## Excerpt from a dataset
- - - - - - -

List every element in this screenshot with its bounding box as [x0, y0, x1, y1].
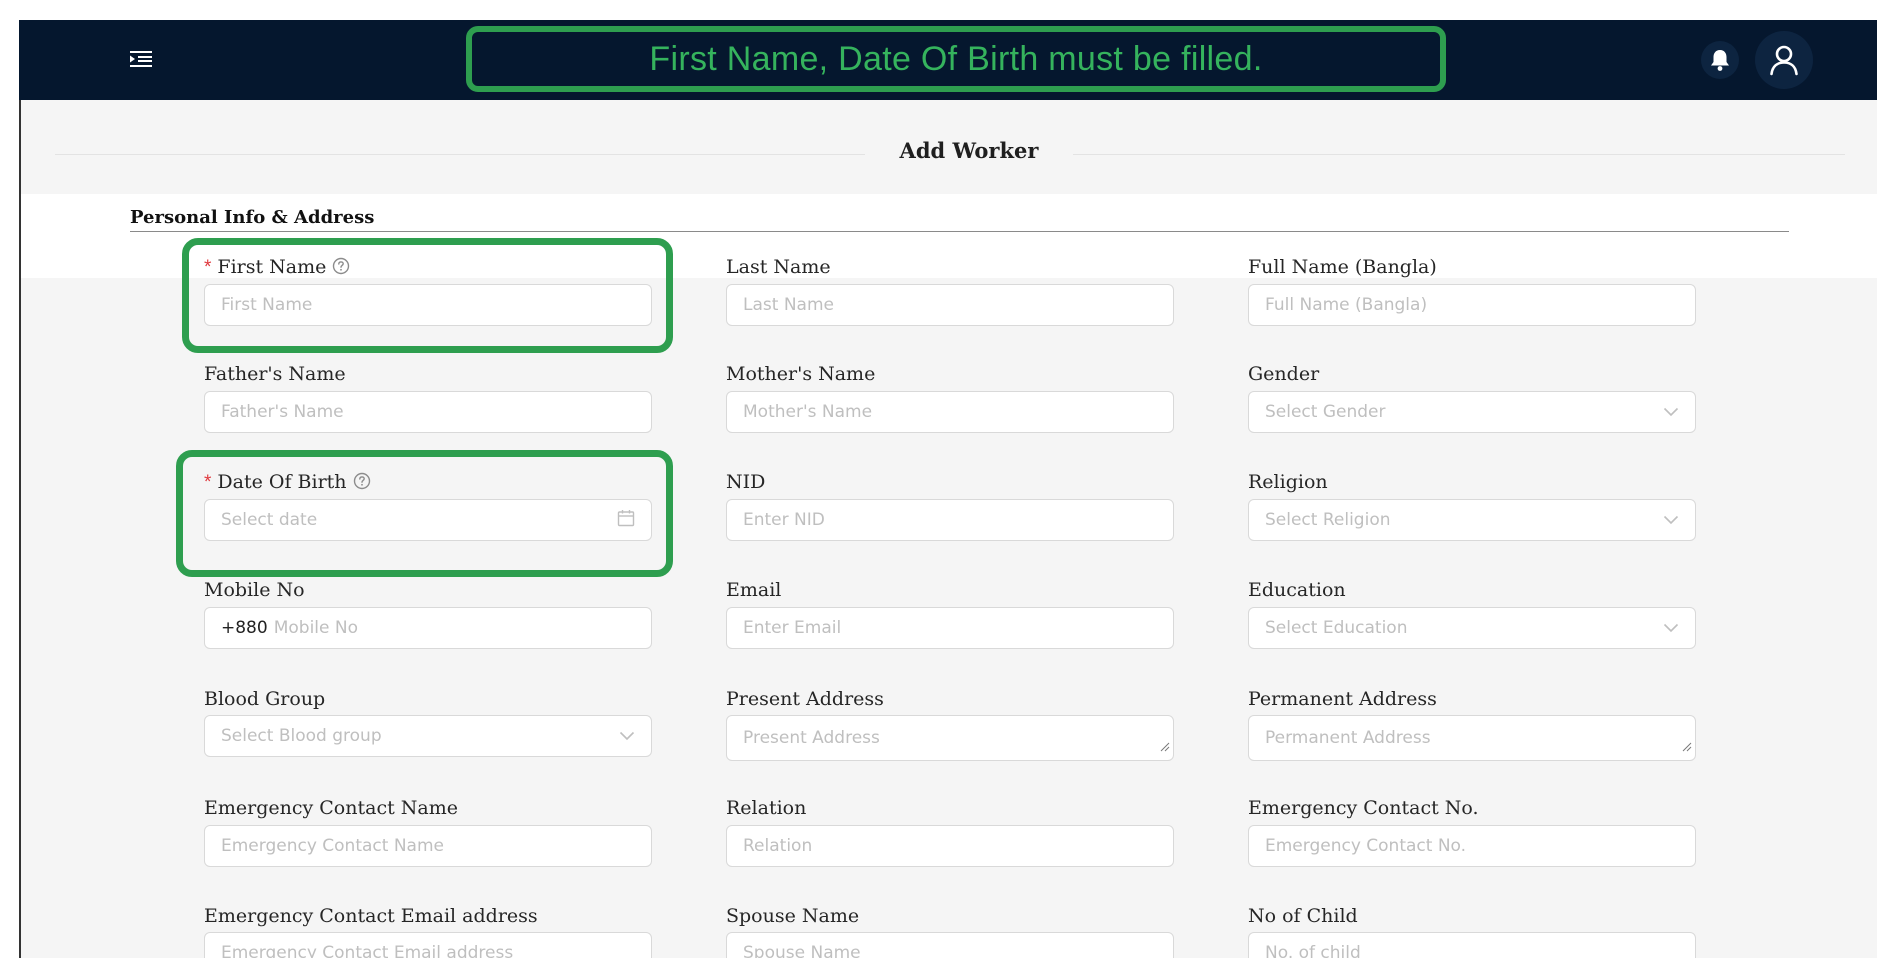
- validation-alert: First Name, Date Of Birth must be filled…: [466, 26, 1446, 92]
- resize-handle-icon[interactable]: [1160, 737, 1170, 757]
- nid-label: NID: [726, 471, 766, 493]
- last-name-label: Last Name: [726, 256, 831, 278]
- title-divider-left: [55, 154, 865, 155]
- date-of-birth-label: * Date Of Birth: [204, 471, 371, 495]
- no-of-child-input[interactable]: No. of child: [1248, 932, 1696, 958]
- section-title: Personal Info & Address: [130, 207, 375, 228]
- question-circle-icon[interactable]: [353, 472, 371, 495]
- education-label: Education: [1248, 579, 1346, 601]
- emergency-contact-name-label: Emergency Contact Name: [204, 797, 458, 819]
- date-of-birth-picker[interactable]: Select date: [204, 499, 652, 541]
- page-header: Add Worker: [55, 116, 1845, 194]
- required-mark: *: [204, 257, 212, 278]
- chevron-down-icon: [1663, 402, 1679, 422]
- education-select[interactable]: Select Education: [1248, 607, 1696, 649]
- country-code-prefix: +880: [221, 618, 268, 638]
- mothers-name-input[interactable]: Mother's Name: [726, 391, 1174, 433]
- required-mark: *: [204, 472, 212, 493]
- permanent-address-textarea[interactable]: Permanent Address: [1248, 715, 1696, 761]
- resize-handle-icon[interactable]: [1682, 737, 1692, 757]
- chevron-down-icon: [619, 726, 635, 746]
- religion-select[interactable]: Select Religion: [1248, 499, 1696, 541]
- blood-group-label: Blood Group: [204, 688, 326, 710]
- chevron-down-icon: [1663, 618, 1679, 638]
- blood-group-select[interactable]: Select Blood group: [204, 715, 652, 757]
- user-icon[interactable]: [1755, 31, 1813, 89]
- bell-icon[interactable]: [1701, 41, 1739, 79]
- full-name-bangla-label: Full Name (Bangla): [1248, 256, 1437, 278]
- page-title: Add Worker: [899, 138, 1039, 163]
- first-name-label: * First Name: [204, 256, 350, 280]
- gender-select[interactable]: Select Gender: [1248, 391, 1696, 433]
- title-divider-right: [1073, 154, 1845, 155]
- menu-fold-icon[interactable]: [127, 46, 155, 72]
- top-navbar: First Name, Date Of Birth must be filled…: [19, 20, 1877, 100]
- first-name-input[interactable]: First Name: [204, 284, 652, 326]
- spouse-name-input[interactable]: Spouse Name: [726, 932, 1174, 958]
- question-circle-icon[interactable]: [332, 257, 350, 280]
- gender-label: Gender: [1248, 363, 1320, 385]
- religion-label: Religion: [1248, 471, 1328, 493]
- calendar-icon: [617, 509, 635, 532]
- emergency-contact-no-input[interactable]: Emergency Contact No.: [1248, 825, 1696, 867]
- emergency-contact-no-label: Emergency Contact No.: [1248, 797, 1479, 819]
- emergency-contact-email-label: Emergency Contact Email address: [204, 905, 538, 927]
- app-frame: First Name, Date Of Birth must be filled…: [19, 20, 1877, 958]
- spouse-name-label: Spouse Name: [726, 905, 860, 927]
- mobile-no-input[interactable]: +880 Mobile No: [204, 607, 652, 649]
- frame-left-border: [19, 100, 21, 958]
- present-address-textarea[interactable]: Present Address: [726, 715, 1174, 761]
- last-name-input[interactable]: Last Name: [726, 284, 1174, 326]
- mobile-no-label: Mobile No: [204, 579, 305, 601]
- present-address-label: Present Address: [726, 688, 884, 710]
- fathers-name-input[interactable]: Father's Name: [204, 391, 652, 433]
- fathers-name-label: Father's Name: [204, 363, 346, 385]
- emergency-contact-email-input[interactable]: Emergency Contact Email address: [204, 932, 652, 958]
- relation-input[interactable]: Relation: [726, 825, 1174, 867]
- chevron-down-icon: [1663, 510, 1679, 530]
- email-input[interactable]: Enter Email: [726, 607, 1174, 649]
- emergency-contact-name-input[interactable]: Emergency Contact Name: [204, 825, 652, 867]
- full-name-bangla-input[interactable]: Full Name (Bangla): [1248, 284, 1696, 326]
- relation-label: Relation: [726, 797, 807, 819]
- nid-input[interactable]: Enter NID: [726, 499, 1174, 541]
- section-divider: [130, 231, 1789, 232]
- permanent-address-label: Permanent Address: [1248, 688, 1437, 710]
- mothers-name-label: Mother's Name: [726, 363, 876, 385]
- email-label: Email: [726, 579, 782, 601]
- no-of-child-label: No of Child: [1248, 905, 1358, 927]
- validation-alert-message: First Name, Date Of Birth must be filled…: [649, 39, 1263, 78]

- - - - - - -

Print every line of the material above exactly as it appears, leaving out the pictures.

## RESPONSE BELOW
List every element in this screenshot with its bounding box as [x0, y0, x1, y1].
- validation-alert: First Name, Date Of Birth must be filled…: [466, 26, 1446, 92]
- resize-handle-icon[interactable]: [1160, 737, 1170, 757]
- nid-label: NID: [726, 471, 766, 493]
- last-name-label: Last Name: [726, 256, 831, 278]
- title-divider-left: [55, 154, 865, 155]
- date-of-birth-label: * Date Of Birth: [204, 471, 371, 495]
- no-of-child-input[interactable]: No. of child: [1248, 932, 1696, 958]
- section-title: Personal Info & Address: [130, 207, 375, 228]
- question-circle-icon[interactable]: [353, 472, 371, 495]
- education-label: Education: [1248, 579, 1346, 601]
- emergency-contact-name-label: Emergency Contact Name: [204, 797, 458, 819]
- date-of-birth-picker[interactable]: Select date: [204, 499, 652, 541]
- page-header: Add Worker: [55, 116, 1845, 194]
- required-mark: *: [204, 257, 212, 278]
- chevron-down-icon: [1663, 402, 1679, 422]
- education-select[interactable]: Select Education: [1248, 607, 1696, 649]
- country-code-prefix: +880: [221, 618, 268, 638]
- mothers-name-input[interactable]: Mother's Name: [726, 391, 1174, 433]
- required-mark: *: [204, 472, 212, 493]
- permanent-address-textarea[interactable]: Permanent Address: [1248, 715, 1696, 761]
- resize-handle-icon[interactable]: [1682, 737, 1692, 757]
- chevron-down-icon: [619, 726, 635, 746]
- religion-select[interactable]: Select Religion: [1248, 499, 1696, 541]
- blood-group-label: Blood Group: [204, 688, 326, 710]
- chevron-down-icon: [1663, 618, 1679, 638]
- blood-group-select[interactable]: Select Blood group: [204, 715, 652, 757]
- user-icon[interactable]: [1755, 31, 1813, 89]
- bell-icon[interactable]: [1701, 41, 1739, 79]
- full-name-bangla-label: Full Name (Bangla): [1248, 256, 1437, 278]
- page-title: Add Worker: [899, 138, 1039, 163]
- first-name-label: * First Name: [204, 256, 350, 280]
- gender-select[interactable]: Select Gender: [1248, 391, 1696, 433]
- title-divider-right: [1073, 154, 1845, 155]
- menu-fold-icon[interactable]: [127, 46, 155, 72]
- top-navbar: First Name, Date Of Birth must be filled…: [19, 20, 1877, 100]
- first-name-input[interactable]: First Name: [204, 284, 652, 326]
- spouse-name-input[interactable]: Spouse Name: [726, 932, 1174, 958]
- question-circle-icon[interactable]: [332, 257, 350, 280]
- gender-label: Gender: [1248, 363, 1320, 385]
- religion-label: Religion: [1248, 471, 1328, 493]
- calendar-icon: [617, 509, 635, 532]
- emergency-contact-no-input[interactable]: Emergency Contact No.: [1248, 825, 1696, 867]
- emergency-contact-no-label: Emergency Contact No.: [1248, 797, 1479, 819]
- emergency-contact-email-label: Emergency Contact Email address: [204, 905, 538, 927]
- app-frame: First Name, Date Of Birth must be filled…: [19, 20, 1877, 958]
- spouse-name-label: Spouse Name: [726, 905, 860, 927]
- mobile-no-input[interactable]: +880 Mobile No: [204, 607, 652, 649]
- frame-left-border: [19, 100, 21, 958]
- present-address-textarea[interactable]: Present Address: [726, 715, 1174, 761]
- last-name-input[interactable]: Last Name: [726, 284, 1174, 326]
- mobile-no-label: Mobile No: [204, 579, 305, 601]
- present-address-label: Present Address: [726, 688, 884, 710]
- fathers-name-input[interactable]: Father's Name: [204, 391, 652, 433]
- fathers-name-label: Father's Name: [204, 363, 346, 385]
- emergency-contact-email-input[interactable]: Emergency Contact Email address: [204, 932, 652, 958]
- relation-input[interactable]: Relation: [726, 825, 1174, 867]
- chevron-down-icon: [1663, 510, 1679, 530]
- email-input[interactable]: Enter Email: [726, 607, 1174, 649]
- emergency-contact-name-input[interactable]: Emergency Contact Name: [204, 825, 652, 867]
- full-name-bangla-input[interactable]: Full Name (Bangla): [1248, 284, 1696, 326]
- relation-label: Relation: [726, 797, 807, 819]
- nid-input[interactable]: Enter NID: [726, 499, 1174, 541]
- section-divider: [130, 231, 1789, 232]
- permanent-address-label: Permanent Address: [1248, 688, 1437, 710]
- mothers-name-label: Mother's Name: [726, 363, 876, 385]
- email-label: Email: [726, 579, 782, 601]
- no-of-child-label: No of Child: [1248, 905, 1358, 927]
- validation-alert-message: First Name, Date Of Birth must be filled…: [649, 39, 1263, 78]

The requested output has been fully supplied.